═════ Information given

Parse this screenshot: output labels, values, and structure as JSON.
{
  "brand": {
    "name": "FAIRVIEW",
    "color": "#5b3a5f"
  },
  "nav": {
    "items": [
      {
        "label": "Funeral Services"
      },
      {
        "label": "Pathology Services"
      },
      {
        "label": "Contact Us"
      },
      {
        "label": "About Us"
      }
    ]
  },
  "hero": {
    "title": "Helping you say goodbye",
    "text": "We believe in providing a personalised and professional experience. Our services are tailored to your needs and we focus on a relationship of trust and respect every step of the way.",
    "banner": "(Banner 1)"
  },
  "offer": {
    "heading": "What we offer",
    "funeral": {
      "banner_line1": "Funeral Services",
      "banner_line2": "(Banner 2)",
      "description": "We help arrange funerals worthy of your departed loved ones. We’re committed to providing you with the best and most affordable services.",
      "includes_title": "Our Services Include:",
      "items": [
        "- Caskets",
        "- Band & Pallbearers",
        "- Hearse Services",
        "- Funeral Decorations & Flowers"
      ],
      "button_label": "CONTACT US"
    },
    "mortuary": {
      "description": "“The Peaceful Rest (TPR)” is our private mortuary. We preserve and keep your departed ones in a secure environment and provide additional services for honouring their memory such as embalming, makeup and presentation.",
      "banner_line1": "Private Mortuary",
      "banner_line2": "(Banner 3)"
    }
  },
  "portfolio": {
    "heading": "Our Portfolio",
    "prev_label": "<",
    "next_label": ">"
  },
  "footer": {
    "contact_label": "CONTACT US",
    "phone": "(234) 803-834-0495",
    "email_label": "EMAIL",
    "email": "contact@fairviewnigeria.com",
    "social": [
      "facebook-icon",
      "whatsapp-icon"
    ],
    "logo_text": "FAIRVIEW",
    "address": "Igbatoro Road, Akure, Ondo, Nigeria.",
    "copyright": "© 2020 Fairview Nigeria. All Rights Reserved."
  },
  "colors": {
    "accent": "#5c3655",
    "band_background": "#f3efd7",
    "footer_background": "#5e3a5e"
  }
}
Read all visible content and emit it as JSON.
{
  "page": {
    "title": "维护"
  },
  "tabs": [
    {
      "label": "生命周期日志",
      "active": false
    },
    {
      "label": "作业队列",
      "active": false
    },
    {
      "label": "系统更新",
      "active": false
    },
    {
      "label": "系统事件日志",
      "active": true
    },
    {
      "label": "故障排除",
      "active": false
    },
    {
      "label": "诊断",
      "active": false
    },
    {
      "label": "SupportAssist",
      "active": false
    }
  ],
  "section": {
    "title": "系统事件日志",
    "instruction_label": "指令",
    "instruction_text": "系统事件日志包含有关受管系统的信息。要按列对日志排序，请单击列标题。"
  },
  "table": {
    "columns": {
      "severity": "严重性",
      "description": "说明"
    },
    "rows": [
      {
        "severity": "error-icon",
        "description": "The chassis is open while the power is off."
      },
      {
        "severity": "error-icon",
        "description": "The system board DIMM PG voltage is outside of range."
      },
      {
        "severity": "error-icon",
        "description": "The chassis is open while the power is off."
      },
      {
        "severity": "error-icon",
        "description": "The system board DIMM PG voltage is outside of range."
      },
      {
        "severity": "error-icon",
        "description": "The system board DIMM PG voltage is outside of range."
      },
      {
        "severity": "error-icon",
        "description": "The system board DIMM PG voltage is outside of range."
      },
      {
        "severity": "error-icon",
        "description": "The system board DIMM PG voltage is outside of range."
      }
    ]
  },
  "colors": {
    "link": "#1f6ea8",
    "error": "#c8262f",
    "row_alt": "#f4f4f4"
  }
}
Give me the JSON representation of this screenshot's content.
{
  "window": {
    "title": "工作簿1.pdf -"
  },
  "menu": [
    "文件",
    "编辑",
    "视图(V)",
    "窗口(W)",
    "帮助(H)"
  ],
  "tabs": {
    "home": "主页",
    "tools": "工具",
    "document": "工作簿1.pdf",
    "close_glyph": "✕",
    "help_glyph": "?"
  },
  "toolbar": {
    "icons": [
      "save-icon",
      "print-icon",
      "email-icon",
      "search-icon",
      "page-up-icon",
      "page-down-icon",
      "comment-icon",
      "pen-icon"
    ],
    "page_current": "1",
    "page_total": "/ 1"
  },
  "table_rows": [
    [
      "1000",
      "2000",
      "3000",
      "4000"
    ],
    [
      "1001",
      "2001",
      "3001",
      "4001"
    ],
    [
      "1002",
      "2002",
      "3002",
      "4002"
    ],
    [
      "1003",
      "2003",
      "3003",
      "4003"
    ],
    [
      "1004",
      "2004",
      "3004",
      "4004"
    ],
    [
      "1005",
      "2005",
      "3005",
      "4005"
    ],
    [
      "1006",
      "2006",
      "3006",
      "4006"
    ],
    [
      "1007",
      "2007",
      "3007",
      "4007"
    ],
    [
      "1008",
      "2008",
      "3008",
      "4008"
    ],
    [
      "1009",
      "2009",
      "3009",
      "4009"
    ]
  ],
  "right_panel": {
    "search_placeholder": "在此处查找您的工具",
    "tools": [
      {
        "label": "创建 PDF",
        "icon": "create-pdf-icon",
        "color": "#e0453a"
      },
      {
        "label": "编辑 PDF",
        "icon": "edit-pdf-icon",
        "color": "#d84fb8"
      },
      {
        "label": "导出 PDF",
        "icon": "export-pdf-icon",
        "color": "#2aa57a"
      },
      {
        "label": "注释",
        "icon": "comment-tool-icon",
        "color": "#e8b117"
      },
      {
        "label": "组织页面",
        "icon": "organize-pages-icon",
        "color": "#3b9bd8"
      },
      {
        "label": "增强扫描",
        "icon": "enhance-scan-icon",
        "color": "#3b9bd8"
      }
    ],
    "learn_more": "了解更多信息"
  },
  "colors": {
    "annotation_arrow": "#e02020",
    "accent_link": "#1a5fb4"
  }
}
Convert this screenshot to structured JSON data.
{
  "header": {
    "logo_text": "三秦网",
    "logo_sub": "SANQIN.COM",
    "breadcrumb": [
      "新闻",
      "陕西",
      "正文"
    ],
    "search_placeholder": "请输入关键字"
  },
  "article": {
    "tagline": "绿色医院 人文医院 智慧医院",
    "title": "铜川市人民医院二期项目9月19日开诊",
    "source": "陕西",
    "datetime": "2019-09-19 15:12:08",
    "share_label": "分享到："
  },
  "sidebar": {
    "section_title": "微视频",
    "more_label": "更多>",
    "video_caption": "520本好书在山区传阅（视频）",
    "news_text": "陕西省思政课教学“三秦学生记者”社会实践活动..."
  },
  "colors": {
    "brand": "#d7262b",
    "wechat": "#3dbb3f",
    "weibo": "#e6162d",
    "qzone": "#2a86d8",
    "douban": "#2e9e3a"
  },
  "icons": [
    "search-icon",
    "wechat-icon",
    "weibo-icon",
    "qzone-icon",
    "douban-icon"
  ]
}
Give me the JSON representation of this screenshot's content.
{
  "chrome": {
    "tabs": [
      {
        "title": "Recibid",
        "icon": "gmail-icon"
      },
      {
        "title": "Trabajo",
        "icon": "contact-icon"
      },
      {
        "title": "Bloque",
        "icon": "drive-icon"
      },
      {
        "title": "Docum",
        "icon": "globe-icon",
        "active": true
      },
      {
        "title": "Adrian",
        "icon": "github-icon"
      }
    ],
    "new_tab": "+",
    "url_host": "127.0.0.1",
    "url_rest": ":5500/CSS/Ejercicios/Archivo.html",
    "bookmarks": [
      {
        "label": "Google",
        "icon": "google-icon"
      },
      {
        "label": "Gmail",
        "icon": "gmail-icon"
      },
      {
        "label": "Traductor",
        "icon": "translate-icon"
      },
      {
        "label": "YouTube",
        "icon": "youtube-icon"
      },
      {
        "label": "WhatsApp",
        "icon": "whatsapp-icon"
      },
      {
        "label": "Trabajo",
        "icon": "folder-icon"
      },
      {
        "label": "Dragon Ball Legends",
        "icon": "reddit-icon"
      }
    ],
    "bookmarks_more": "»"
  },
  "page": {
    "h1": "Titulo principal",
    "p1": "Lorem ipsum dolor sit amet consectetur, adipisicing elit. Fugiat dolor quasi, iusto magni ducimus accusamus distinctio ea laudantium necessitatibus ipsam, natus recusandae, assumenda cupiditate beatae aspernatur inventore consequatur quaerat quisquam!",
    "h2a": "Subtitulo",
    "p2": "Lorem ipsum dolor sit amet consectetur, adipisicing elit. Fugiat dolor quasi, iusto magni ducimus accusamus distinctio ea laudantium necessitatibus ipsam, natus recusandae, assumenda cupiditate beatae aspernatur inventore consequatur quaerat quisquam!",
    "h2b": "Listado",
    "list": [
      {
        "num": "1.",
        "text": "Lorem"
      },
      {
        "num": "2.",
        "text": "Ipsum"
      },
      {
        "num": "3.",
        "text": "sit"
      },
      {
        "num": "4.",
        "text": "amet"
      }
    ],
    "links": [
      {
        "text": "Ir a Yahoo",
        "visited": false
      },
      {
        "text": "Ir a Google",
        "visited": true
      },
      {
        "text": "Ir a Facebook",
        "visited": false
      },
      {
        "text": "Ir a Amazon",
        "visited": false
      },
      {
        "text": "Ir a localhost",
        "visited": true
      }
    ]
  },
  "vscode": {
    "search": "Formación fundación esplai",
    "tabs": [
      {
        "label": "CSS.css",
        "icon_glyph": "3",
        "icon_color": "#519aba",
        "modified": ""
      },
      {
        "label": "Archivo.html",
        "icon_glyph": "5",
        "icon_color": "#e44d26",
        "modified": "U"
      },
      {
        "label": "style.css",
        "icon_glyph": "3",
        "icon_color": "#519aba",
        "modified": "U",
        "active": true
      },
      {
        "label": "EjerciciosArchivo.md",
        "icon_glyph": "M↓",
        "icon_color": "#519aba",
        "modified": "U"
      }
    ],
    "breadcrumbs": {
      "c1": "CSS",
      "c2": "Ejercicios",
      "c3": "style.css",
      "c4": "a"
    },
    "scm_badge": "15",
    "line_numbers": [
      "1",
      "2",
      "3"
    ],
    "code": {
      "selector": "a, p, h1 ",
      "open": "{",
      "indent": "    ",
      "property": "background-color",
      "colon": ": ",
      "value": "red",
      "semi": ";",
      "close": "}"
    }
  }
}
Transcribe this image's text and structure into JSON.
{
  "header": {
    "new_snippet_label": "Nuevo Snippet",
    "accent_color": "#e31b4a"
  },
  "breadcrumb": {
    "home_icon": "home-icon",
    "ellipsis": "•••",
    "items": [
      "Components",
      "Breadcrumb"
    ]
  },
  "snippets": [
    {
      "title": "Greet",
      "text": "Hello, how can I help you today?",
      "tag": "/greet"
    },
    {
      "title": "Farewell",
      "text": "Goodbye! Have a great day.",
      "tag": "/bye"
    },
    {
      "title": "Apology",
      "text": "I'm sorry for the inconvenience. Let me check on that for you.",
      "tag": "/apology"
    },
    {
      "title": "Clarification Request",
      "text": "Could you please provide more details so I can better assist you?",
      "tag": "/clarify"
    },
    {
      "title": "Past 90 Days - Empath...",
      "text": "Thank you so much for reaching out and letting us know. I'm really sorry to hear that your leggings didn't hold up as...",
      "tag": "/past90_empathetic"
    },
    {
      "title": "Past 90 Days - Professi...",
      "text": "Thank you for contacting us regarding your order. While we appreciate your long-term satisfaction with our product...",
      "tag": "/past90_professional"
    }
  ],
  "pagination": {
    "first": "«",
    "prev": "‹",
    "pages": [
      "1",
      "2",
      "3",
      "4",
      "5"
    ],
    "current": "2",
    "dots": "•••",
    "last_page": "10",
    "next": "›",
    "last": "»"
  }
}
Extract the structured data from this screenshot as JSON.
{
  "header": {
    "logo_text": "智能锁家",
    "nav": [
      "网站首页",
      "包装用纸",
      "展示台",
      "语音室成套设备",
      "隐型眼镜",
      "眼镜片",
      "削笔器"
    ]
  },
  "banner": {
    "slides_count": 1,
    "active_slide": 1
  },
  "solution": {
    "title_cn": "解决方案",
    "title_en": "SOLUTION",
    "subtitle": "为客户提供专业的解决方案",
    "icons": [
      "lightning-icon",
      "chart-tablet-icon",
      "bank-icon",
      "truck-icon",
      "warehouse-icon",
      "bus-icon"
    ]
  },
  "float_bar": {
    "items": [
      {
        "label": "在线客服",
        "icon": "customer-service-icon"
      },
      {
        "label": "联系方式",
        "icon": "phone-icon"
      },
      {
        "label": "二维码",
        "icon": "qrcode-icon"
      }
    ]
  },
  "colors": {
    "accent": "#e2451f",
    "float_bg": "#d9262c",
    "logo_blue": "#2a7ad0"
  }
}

══════════

_Work to do_: Everything from the line containing "Extract the structured" to the last line of the entries above should be quoted exactly, and only that.

_Correct result_:
Extract the structured data from this screenshot as JSON.
{
  "header": {
    "logo_text": "智能锁家",
    "nav": [
      "网站首页",
      "包装用纸",
      "展示台",
      "语音室成套设备",
      "隐型眼镜",
      "眼镜片",
      "削笔器"
    ]
  },
  "banner": {
    "slides_count": 1,
    "active_slide": 1
  },
  "solution": {
    "title_cn": "解决方案",
    "title_en": "SOLUTION",
    "subtitle": "为客户提供专业的解决方案",
    "icons": [
      "lightning-icon",
      "chart-tablet-icon",
      "bank-icon",
      "truck-icon",
      "warehouse-icon",
      "bus-icon"
    ]
  },
  "float_bar": {
    "items": [
      {
        "label": "在线客服",
        "icon": "customer-service-icon"
      },
      {
        "label": "联系方式",
        "icon": "phone-icon"
      },
      {
        "label": "二维码",
        "icon": "qrcode-icon"
      }
    ]
  },
  "colors": {
    "accent": "#e2451f",
    "float_bg": "#d9262c",
    "logo_blue": "#2a7ad0"
  }
}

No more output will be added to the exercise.